* **Recorded data**:
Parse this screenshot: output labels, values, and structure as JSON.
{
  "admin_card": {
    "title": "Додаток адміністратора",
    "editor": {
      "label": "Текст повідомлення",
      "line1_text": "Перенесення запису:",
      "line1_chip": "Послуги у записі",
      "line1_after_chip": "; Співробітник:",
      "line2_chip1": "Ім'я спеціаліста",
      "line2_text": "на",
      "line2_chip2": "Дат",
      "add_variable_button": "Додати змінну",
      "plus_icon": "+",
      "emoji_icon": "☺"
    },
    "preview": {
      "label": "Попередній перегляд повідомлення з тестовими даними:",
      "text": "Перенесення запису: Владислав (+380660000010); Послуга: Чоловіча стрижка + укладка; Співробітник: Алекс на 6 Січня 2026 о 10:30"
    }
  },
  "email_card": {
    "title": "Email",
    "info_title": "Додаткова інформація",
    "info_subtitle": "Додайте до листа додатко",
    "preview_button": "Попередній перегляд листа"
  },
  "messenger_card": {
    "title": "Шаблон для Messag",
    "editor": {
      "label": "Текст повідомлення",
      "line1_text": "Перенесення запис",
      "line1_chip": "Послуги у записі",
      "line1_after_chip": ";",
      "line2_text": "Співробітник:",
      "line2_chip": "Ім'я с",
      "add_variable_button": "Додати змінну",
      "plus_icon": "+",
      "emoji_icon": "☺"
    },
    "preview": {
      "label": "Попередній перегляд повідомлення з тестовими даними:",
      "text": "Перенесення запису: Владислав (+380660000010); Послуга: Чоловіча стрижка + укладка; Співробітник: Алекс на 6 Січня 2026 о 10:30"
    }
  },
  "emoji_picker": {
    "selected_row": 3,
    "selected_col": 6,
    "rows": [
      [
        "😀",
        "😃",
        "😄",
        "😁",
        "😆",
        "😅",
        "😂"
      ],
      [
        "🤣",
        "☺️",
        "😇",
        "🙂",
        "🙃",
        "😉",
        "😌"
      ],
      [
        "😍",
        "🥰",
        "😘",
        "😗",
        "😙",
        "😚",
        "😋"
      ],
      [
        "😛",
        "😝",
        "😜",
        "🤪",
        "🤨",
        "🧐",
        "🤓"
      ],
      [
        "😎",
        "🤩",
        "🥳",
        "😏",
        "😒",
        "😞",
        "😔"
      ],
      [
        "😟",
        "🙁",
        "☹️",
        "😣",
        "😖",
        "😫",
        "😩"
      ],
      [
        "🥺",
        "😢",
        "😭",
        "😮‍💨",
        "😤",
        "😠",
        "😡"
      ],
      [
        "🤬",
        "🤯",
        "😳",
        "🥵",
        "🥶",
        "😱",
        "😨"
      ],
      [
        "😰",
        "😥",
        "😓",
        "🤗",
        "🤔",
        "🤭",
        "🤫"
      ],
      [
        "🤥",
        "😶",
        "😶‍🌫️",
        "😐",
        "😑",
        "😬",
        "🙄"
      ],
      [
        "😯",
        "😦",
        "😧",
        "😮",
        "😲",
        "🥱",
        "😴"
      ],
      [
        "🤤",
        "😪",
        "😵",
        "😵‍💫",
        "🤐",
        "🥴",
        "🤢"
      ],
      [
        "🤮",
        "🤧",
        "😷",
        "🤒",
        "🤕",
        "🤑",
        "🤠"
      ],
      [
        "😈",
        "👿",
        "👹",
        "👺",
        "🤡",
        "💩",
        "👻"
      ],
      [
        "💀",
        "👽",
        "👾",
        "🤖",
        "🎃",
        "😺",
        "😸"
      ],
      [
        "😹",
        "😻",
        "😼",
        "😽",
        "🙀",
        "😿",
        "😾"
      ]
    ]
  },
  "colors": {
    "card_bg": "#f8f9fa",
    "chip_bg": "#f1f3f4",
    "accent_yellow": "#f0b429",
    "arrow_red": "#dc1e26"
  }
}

* **Exercise details**:
All of the records must be retyped exactly as they are.

* **Task output**:
Parse this screenshot: output labels, values, and structure as JSON.
{
  "admin_card": {
    "title": "Додаток адміністратора",
    "editor": {
      "label": "Текст повідомлення",
      "line1_text": "Перенесення запису:",
      "line1_chip": "Послуги у записі",
      "line1_after_chip": "; Співробітник:",
      "line2_chip1": "Ім'я спеціаліста",
      "line2_text": "на",
      "line2_chip2": "Дат",
      "add_variable_button": "Додати змінну",
      "plus_icon": "+",
      "emoji_icon": "☺"
    },
    "preview": {
      "label": "Попередній перегляд повідомлення з тестовими даними:",
      "text": "Перенесення запису: Владислав (+380660000010); Послуга: Чоловіча стрижка + укладка; Співробітник: Алекс на 6 Січня 2026 о 10:30"
    }
  },
  "email_card": {
    "title": "Email",
    "info_title": "Додаткова інформація",
    "info_subtitle": "Додайте до листа додатко",
    "preview_button": "Попередній перегляд листа"
  },
  "messenger_card": {
    "title": "Шаблон для Messag",
    "editor": {
      "label": "Текст повідомлення",
      "line1_text": "Перенесення запис",
      "line1_chip": "Послуги у записі",
      "line1_after_chip": ";",
      "line2_text": "Співробітник:",
      "line2_chip": "Ім'я с",
      "add_variable_button": "Додати змінну",
      "plus_icon": "+",
      "emoji_icon": "☺"
    },
    "preview": {
      "label": "Попередній перегляд повідомлення з тестовими даними:",
      "text": "Перенесення запису: Владислав (+380660000010); Послуга: Чоловіча стрижка + укладка; Співробітник: Алекс на 6 Січня 2026 о 10:30"
    }
  },
  "emoji_picker": {
    "selected_row": 3,
    "selected_col": 6,
    "rows": [
      [
        "😀",
        "😃",
        "😄",
        "😁",
        "😆",
        "😅",
        "😂"
      ],
      [
        "🤣",
        "☺️",
        "😇",
        "🙂",
        "🙃",
        "😉",
        "😌"
      ],
      [
        "😍",
        "🥰",
        "😘",
        "😗",
        "😙",
        "😚",
        "😋"
      ],
      [
        "😛",
        "😝",
        "😜",
        "🤪",
        "🤨",
        "🧐",
        "🤓"
      ],
      [
        "😎",
        "🤩",
        "🥳",
        "😏",
        "😒",
        "😞",
        "😔"
      ],
      [
        "😟",
        "🙁",
        "☹️",
        "😣",
        "😖",
        "😫",
        "😩"
      ],
      [
        "🥺",
        "😢",
        "😭",
        "😮‍💨",
        "😤",
        "😠",
        "😡"
      ],
      [
        "🤬",
        "🤯",
        "😳",
        "🥵",
        "🥶",
        "😱",
        "😨"
      ],
      [
        "😰",
        "😥",
        "😓",
        "🤗",
        "🤔",
        "🤭",
        "🤫"
      ],
      [
        "🤥",
        "😶",
        "😶‍🌫️",
        "😐",
        "😑",
        "😬",
        "🙄"
      ],
      [
        "😯",
        "😦",
        "😧",
        "😮",
        "😲",
        "🥱",
        "😴"
      ],
      [
        "🤤",
        "😪",
        "😵",
        "😵‍💫",
        "🤐",
        "🥴",
        "🤢"
      ],
      [
        "🤮",
        "🤧",
        "😷",
        "🤒",
        "🤕",
        "🤑",
        "🤠"
      ],
      [
        "😈",
        "👿",
        "👹",
        "👺",
        "🤡",
        "💩",
        "👻"
      ],
      [
        "💀",
        "👽",
        "👾",
        "🤖",
        "🎃",
        "😺",
        "😸"
      ],
      [
        "😹",
        "😻",
        "😼",
        "😽",
        "🙀",
        "😿",
        "😾"
      ]
    ]
  },
  "colors": {
    "card_bg": "#f8f9fa",
    "chip_bg": "#f1f3f4",
    "accent_yellow": "#f0b429",
    "arrow_red": "#dc1e26"
  }
}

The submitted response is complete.